■ Exercise task ■
Check each line of the records below and collect those that include the word "placeholder".

■ Task material ■
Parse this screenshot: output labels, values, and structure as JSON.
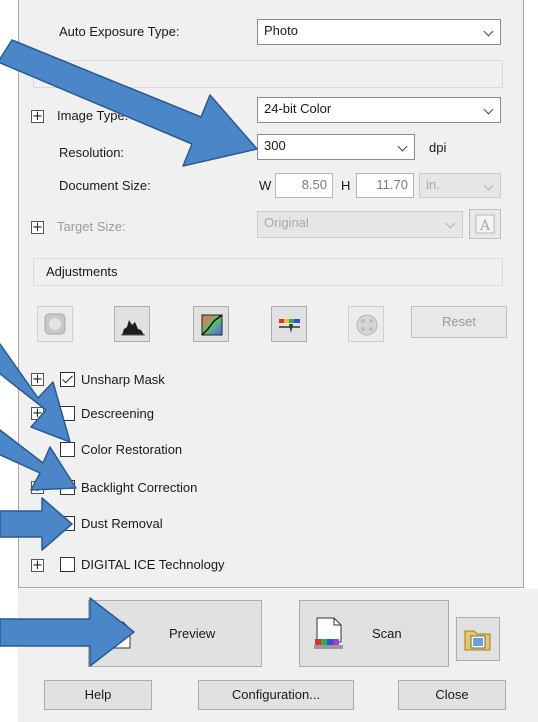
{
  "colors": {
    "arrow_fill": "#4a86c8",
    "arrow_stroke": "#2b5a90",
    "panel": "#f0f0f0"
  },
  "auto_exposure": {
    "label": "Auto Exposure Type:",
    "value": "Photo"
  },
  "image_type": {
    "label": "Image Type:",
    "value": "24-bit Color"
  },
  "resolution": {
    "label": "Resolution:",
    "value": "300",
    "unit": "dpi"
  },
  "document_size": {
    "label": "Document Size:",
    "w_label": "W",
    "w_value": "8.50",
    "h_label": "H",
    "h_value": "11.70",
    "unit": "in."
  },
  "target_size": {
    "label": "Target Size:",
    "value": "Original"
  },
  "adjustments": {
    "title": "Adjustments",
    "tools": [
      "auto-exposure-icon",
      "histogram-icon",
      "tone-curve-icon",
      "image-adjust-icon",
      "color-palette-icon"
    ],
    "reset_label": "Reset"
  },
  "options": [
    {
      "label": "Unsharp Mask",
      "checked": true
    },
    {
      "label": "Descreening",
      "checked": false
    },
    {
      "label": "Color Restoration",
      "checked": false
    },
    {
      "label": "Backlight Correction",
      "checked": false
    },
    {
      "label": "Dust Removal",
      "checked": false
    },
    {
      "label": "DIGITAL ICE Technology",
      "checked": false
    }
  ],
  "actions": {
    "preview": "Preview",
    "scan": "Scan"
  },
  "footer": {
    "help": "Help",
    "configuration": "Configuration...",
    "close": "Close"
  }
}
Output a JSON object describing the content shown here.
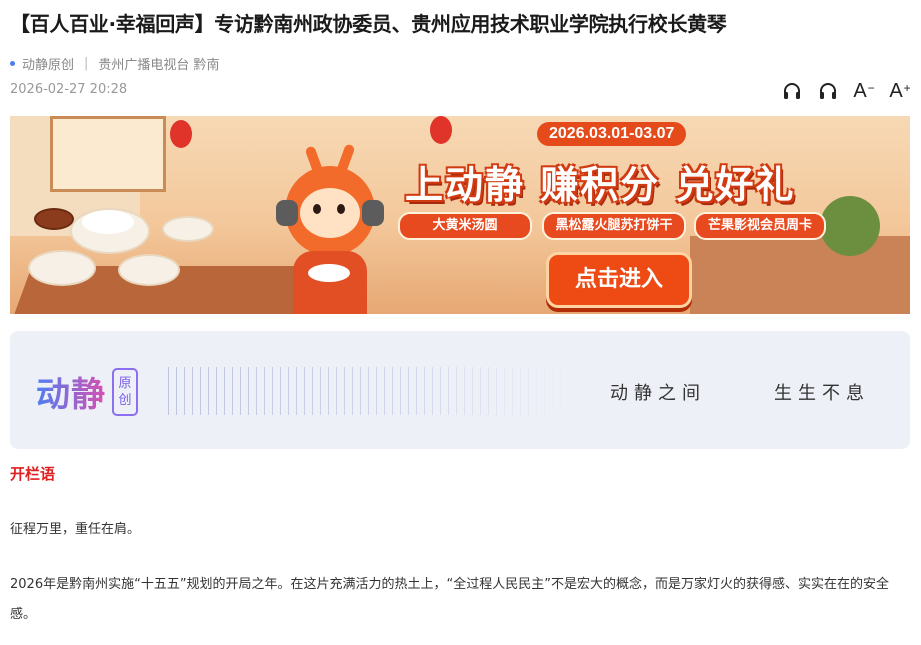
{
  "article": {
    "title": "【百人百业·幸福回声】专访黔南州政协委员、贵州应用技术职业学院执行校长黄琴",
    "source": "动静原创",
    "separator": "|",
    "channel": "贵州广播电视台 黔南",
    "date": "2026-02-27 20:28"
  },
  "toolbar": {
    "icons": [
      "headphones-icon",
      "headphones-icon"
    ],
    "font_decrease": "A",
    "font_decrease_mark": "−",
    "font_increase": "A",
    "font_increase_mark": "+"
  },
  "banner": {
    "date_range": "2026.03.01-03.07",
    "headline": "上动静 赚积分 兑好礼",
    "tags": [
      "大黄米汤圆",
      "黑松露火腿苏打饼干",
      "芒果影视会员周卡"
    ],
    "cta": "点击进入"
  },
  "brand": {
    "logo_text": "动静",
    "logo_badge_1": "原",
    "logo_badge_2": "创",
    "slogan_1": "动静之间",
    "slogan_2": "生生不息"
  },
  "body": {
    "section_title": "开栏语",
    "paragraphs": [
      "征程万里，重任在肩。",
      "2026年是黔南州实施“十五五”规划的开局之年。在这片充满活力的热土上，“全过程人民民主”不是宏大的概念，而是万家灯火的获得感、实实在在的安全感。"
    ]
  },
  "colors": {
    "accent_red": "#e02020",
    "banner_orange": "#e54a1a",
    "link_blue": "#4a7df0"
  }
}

==

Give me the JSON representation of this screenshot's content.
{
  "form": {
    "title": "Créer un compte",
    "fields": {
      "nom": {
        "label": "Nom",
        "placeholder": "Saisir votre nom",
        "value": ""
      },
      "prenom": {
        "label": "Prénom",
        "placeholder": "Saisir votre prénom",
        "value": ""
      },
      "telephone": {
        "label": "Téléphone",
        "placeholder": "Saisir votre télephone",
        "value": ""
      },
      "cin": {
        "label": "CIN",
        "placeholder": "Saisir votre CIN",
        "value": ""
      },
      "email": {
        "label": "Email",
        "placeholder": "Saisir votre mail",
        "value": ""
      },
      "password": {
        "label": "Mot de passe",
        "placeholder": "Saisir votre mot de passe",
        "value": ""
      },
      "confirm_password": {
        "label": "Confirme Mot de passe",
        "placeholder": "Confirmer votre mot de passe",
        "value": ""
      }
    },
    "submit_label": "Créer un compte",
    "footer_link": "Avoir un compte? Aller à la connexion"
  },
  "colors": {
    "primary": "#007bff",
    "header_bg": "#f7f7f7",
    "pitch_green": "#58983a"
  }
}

■ Solution for this task ■
        "placeholder": "Saisir votre nom",
        "placeholder": "Saisir votre prénom",
        "placeholder": "Saisir votre télephone",
        "placeholder": "Saisir votre CIN",
        "placeholder": "Saisir votre mail",
        "placeholder": "Saisir votre mot de passe",
        "placeholder": "Confirmer votre mot de passe",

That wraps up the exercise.